> **INFORMATION SHOWN**
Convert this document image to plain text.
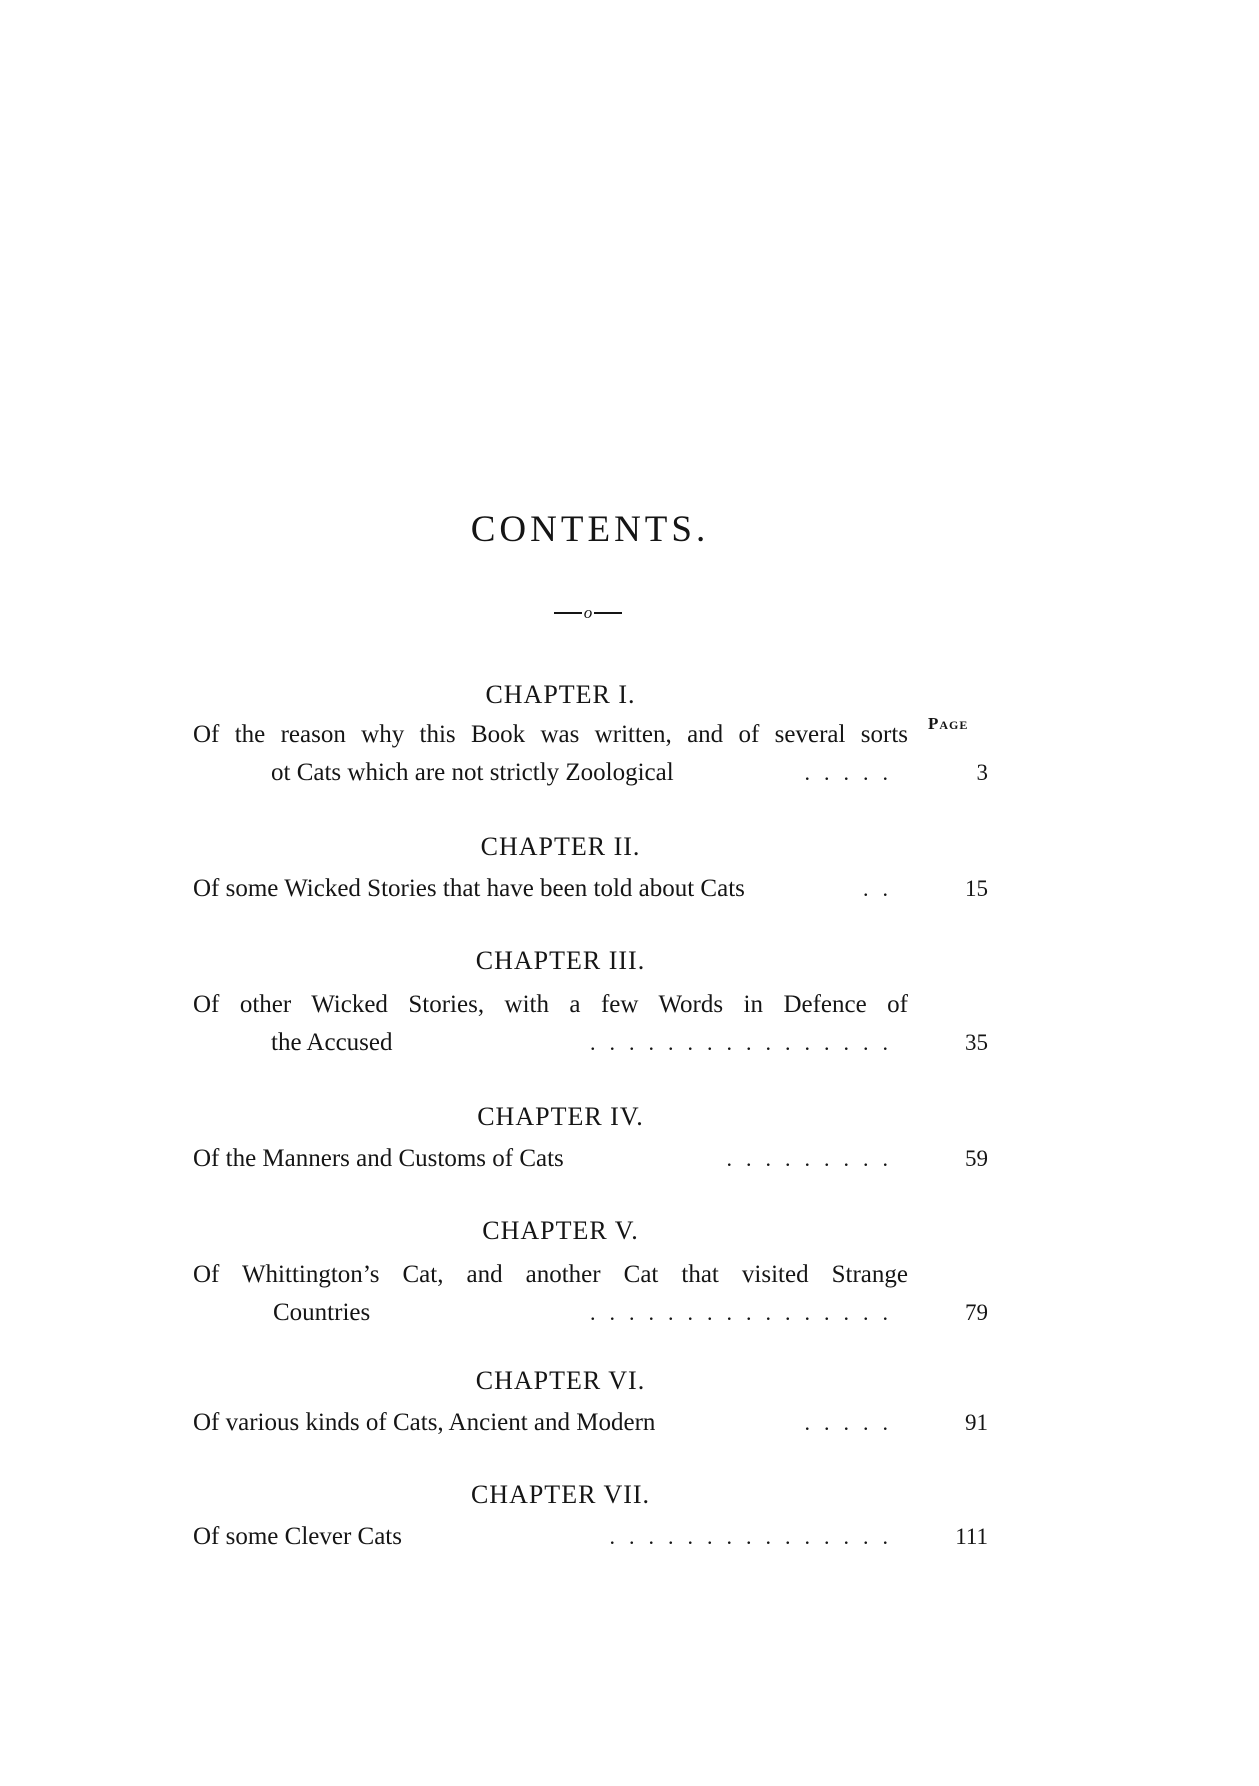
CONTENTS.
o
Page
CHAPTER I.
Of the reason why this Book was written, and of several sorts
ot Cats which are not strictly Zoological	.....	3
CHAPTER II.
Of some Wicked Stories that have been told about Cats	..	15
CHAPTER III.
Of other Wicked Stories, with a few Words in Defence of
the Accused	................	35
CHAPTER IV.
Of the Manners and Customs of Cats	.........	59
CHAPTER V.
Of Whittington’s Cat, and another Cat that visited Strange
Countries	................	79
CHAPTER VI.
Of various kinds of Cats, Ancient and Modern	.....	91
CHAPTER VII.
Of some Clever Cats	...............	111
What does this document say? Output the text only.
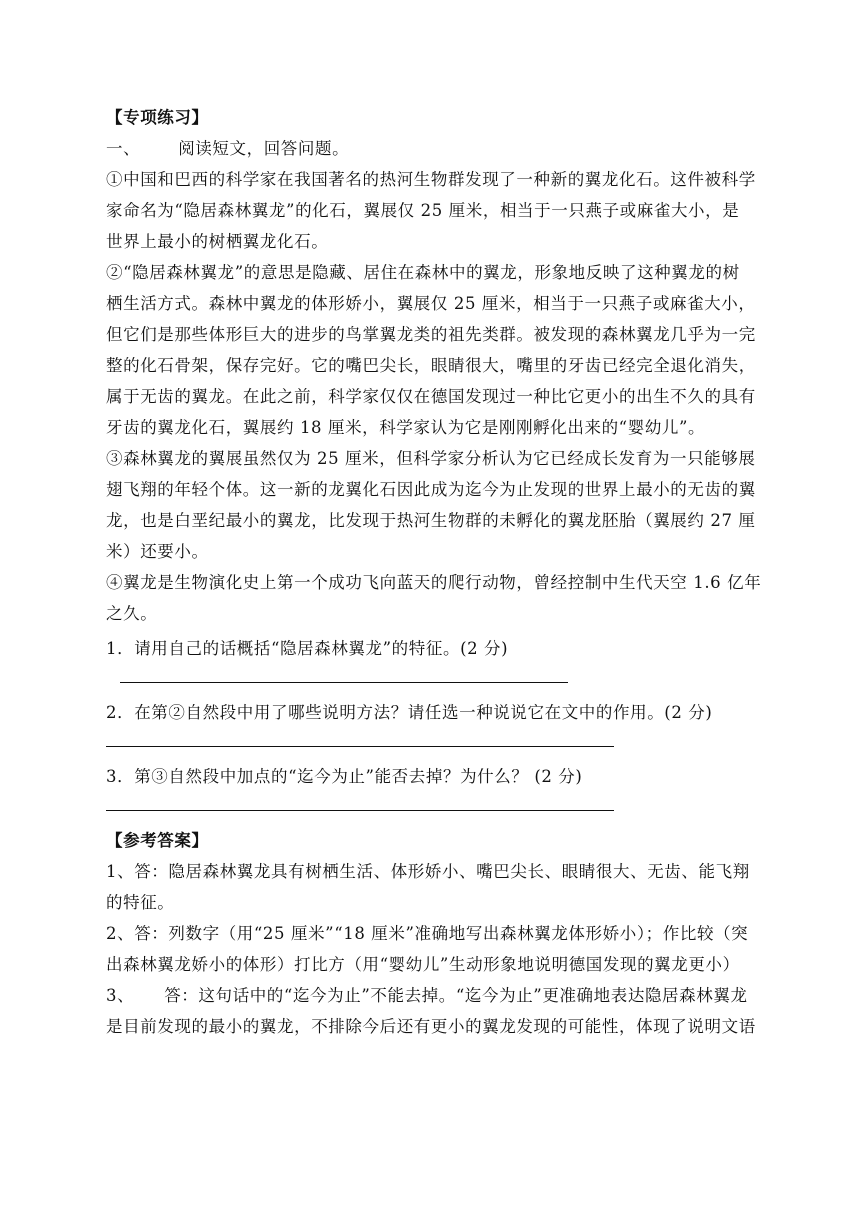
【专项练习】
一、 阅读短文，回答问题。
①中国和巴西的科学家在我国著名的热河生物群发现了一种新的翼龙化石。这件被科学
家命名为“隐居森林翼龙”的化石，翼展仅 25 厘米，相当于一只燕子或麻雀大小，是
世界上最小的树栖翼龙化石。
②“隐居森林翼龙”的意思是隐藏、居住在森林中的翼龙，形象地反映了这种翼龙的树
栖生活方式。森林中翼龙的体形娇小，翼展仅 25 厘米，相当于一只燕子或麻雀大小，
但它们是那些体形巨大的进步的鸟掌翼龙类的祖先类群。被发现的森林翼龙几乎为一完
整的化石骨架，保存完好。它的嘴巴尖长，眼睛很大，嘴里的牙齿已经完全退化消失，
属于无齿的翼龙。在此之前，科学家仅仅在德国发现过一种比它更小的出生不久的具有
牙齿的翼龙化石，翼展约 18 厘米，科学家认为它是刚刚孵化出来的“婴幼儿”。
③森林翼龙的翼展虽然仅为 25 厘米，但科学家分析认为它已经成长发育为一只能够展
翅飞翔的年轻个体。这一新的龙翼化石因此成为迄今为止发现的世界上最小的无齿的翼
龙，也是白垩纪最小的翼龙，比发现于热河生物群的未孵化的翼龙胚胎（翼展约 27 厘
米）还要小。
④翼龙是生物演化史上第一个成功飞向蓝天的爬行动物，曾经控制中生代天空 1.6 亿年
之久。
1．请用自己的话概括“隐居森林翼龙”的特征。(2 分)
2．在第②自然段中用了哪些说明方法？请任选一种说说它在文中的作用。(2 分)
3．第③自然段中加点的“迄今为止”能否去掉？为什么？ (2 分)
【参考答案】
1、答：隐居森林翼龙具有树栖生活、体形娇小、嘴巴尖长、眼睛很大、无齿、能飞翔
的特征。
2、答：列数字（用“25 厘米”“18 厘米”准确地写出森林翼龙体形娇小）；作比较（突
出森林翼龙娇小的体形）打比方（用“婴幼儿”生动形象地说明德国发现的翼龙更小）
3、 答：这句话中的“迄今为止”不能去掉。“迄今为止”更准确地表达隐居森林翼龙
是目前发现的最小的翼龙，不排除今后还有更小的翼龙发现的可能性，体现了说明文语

> **THE PROBLEM**
Output the records above exactly; leave out the pictures.

> **RESULT**
Convert this document image to plain text.
CONTENTS.
o
Page
CHAPTER I.
Of the reason why this Book was written, and of several sorts
ot Cats which are not strictly Zoological	.....	3
CHAPTER II.
Of some Wicked Stories that have been told about Cats	..	15
CHAPTER III.
Of other Wicked Stories, with a few Words in Defence of
the Accused	................	35
CHAPTER IV.
Of the Manners and Customs of Cats	.........	59
CHAPTER V.
Of Whittington’s Cat, and another Cat that visited Strange
Countries	................	79
CHAPTER VI.
Of various kinds of Cats, Ancient and Modern	.....	91
CHAPTER VII.
Of some Clever Cats	...............	111
What does this document say? Output the text only.
【专项练习】
一、 阅读短文，回答问题。
①中国和巴西的科学家在我国著名的热河生物群发现了一种新的翼龙化石。这件被科学
家命名为“隐居森林翼龙”的化石，翼展仅 25 厘米，相当于一只燕子或麻雀大小，是
世界上最小的树栖翼龙化石。
②“隐居森林翼龙”的意思是隐藏、居住在森林中的翼龙，形象地反映了这种翼龙的树
栖生活方式。森林中翼龙的体形娇小，翼展仅 25 厘米，相当于一只燕子或麻雀大小，
但它们是那些体形巨大的进步的鸟掌翼龙类的祖先类群。被发现的森林翼龙几乎为一完
整的化石骨架，保存完好。它的嘴巴尖长，眼睛很大，嘴里的牙齿已经完全退化消失，
属于无齿的翼龙。在此之前，科学家仅仅在德国发现过一种比它更小的出生不久的具有
牙齿的翼龙化石，翼展约 18 厘米，科学家认为它是刚刚孵化出来的“婴幼儿”。
③森林翼龙的翼展虽然仅为 25 厘米，但科学家分析认为它已经成长发育为一只能够展
翅飞翔的年轻个体。这一新的龙翼化石因此成为迄今为止发现的世界上最小的无齿的翼
龙，也是白垩纪最小的翼龙，比发现于热河生物群的未孵化的翼龙胚胎（翼展约 27 厘
米）还要小。
④翼龙是生物演化史上第一个成功飞向蓝天的爬行动物，曾经控制中生代天空 1.6 亿年
之久。
1．请用自己的话概括“隐居森林翼龙”的特征。(2 分)
2．在第②自然段中用了哪些说明方法？请任选一种说说它在文中的作用。(2 分)
3．第③自然段中加点的“迄今为止”能否去掉？为什么？ (2 分)
【参考答案】
1、答：隐居森林翼龙具有树栖生活、体形娇小、嘴巴尖长、眼睛很大、无齿、能飞翔
的特征。
2、答：列数字（用“25 厘米”“18 厘米”准确地写出森林翼龙体形娇小）；作比较（突
出森林翼龙娇小的体形）打比方（用“婴幼儿”生动形象地说明德国发现的翼龙更小）
3、 答：这句话中的“迄今为止”不能去掉。“迄今为止”更准确地表达隐居森林翼龙
是目前发现的最小的翼龙，不排除今后还有更小的翼龙发现的可能性，体现了说明文语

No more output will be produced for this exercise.